EXERCISE PROMPT
Count how many lines below include the string "ylabel", and give that number without anything else.
::::
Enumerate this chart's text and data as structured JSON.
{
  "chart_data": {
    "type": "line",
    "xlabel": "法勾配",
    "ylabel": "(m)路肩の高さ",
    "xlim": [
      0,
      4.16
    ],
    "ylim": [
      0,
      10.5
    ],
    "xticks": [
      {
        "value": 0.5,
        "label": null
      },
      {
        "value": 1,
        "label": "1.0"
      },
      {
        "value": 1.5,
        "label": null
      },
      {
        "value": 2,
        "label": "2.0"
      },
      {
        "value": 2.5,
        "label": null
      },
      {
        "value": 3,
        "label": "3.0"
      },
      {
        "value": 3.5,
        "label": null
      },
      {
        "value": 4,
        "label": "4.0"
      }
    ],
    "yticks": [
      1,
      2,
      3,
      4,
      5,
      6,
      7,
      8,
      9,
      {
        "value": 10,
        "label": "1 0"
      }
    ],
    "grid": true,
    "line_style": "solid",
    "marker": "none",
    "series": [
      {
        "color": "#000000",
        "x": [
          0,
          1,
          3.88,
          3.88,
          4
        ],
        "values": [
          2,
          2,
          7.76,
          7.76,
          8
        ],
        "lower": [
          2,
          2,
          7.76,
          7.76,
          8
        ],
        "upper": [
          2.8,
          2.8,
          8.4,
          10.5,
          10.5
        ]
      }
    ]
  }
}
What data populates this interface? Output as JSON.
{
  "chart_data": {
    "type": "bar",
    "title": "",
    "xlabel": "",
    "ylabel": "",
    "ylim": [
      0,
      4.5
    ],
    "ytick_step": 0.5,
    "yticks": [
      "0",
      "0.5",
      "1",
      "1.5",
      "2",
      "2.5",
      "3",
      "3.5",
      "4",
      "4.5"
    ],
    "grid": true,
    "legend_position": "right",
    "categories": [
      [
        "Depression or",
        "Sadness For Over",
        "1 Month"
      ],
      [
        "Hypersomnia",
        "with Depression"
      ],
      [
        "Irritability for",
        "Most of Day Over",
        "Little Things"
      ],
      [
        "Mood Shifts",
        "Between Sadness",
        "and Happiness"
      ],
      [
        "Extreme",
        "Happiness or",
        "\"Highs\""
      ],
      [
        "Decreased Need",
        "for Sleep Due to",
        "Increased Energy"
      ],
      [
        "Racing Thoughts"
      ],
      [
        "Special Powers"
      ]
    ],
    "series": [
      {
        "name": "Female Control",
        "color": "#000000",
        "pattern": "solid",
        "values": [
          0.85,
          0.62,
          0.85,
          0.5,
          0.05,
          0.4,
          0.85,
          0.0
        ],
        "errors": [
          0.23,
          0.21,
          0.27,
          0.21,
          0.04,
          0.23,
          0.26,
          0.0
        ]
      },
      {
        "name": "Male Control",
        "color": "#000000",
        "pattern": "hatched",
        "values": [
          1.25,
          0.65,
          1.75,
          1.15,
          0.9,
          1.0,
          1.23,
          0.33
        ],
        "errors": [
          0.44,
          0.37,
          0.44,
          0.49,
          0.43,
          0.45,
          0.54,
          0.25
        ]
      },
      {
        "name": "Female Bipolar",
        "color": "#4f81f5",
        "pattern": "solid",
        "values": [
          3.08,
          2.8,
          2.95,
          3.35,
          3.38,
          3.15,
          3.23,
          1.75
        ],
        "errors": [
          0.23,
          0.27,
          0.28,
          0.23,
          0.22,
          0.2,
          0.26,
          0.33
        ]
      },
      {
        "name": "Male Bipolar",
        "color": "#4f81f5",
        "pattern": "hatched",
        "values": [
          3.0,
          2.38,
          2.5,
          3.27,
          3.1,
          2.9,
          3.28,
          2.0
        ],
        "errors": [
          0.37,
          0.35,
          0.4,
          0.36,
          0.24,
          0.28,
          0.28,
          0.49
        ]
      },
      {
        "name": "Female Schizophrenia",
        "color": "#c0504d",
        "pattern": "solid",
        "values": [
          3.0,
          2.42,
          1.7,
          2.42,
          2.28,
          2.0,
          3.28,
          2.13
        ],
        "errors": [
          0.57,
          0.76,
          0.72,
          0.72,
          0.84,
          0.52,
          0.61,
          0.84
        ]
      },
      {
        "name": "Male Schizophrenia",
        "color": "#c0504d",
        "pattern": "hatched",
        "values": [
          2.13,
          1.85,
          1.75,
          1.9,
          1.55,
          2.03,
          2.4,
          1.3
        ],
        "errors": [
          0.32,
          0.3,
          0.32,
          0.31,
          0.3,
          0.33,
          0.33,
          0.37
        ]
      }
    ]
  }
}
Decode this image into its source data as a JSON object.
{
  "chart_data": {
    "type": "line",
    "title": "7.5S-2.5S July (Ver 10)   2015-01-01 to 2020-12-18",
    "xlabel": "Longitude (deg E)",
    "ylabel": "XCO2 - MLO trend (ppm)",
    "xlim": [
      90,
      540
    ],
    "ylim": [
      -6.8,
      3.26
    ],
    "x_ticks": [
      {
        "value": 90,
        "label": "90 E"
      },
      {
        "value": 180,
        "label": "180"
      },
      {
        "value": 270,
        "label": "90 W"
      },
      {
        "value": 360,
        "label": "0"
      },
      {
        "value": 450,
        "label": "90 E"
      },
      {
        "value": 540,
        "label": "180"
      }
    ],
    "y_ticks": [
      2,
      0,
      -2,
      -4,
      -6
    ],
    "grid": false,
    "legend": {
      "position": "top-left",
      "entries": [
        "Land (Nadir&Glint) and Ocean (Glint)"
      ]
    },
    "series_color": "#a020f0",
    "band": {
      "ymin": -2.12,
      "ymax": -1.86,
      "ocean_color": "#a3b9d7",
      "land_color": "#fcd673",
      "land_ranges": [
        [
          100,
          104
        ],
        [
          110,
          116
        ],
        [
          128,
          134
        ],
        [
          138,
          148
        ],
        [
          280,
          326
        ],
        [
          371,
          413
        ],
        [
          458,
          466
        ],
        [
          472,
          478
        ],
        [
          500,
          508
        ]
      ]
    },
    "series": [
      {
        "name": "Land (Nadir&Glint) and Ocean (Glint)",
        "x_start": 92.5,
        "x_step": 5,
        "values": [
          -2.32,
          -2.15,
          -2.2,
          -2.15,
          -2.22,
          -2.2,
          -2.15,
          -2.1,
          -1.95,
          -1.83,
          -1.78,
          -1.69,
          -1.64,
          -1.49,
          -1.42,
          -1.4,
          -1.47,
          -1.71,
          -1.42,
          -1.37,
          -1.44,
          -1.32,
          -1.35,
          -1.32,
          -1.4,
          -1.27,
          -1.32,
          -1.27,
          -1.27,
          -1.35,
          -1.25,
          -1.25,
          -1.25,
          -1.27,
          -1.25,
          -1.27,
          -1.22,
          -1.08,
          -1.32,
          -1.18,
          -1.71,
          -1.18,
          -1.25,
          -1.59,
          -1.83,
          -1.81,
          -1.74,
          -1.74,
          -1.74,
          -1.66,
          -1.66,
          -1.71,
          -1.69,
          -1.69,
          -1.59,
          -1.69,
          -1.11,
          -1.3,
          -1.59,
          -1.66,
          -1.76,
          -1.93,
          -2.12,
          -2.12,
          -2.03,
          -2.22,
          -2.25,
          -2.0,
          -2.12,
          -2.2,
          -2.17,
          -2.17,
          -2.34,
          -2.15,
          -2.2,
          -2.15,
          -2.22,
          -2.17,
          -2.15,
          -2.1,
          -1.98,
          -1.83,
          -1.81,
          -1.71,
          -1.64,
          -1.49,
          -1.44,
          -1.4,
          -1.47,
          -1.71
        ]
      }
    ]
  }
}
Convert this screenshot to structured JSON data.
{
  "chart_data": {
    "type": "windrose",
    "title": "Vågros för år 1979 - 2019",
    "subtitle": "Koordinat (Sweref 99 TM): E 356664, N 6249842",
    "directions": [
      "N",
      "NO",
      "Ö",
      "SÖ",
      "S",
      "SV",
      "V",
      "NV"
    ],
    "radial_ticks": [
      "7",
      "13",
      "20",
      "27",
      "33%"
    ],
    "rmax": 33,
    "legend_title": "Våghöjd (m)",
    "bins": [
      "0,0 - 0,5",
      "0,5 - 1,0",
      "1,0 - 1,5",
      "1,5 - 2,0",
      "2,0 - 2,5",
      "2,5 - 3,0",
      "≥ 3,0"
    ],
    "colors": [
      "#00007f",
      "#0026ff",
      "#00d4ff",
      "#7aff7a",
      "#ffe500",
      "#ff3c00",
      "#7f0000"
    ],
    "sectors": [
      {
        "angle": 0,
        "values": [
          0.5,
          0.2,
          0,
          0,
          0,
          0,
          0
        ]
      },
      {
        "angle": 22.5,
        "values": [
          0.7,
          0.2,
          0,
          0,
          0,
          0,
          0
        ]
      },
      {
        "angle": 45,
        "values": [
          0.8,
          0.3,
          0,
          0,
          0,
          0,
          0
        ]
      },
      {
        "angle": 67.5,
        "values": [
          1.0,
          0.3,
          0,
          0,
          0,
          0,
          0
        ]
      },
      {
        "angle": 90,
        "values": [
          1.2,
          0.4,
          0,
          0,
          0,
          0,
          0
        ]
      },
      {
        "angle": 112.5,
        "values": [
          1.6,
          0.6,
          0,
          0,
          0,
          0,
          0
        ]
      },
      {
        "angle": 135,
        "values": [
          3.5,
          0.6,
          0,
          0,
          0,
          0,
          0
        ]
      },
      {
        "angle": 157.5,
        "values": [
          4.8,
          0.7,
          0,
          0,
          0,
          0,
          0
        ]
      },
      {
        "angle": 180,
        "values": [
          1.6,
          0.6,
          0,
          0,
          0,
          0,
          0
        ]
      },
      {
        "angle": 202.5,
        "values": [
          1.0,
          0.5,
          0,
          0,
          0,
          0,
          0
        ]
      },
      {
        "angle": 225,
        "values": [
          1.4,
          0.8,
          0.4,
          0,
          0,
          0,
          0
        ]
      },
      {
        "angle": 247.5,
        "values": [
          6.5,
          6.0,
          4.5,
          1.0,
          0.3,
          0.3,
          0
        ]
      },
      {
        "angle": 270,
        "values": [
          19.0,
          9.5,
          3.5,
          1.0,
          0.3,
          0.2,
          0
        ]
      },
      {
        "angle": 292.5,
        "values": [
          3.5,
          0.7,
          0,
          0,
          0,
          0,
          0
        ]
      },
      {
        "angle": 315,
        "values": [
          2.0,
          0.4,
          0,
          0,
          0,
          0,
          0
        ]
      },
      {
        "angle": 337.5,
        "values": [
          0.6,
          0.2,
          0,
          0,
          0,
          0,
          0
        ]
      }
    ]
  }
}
::::
CORRECT RESPONSE
3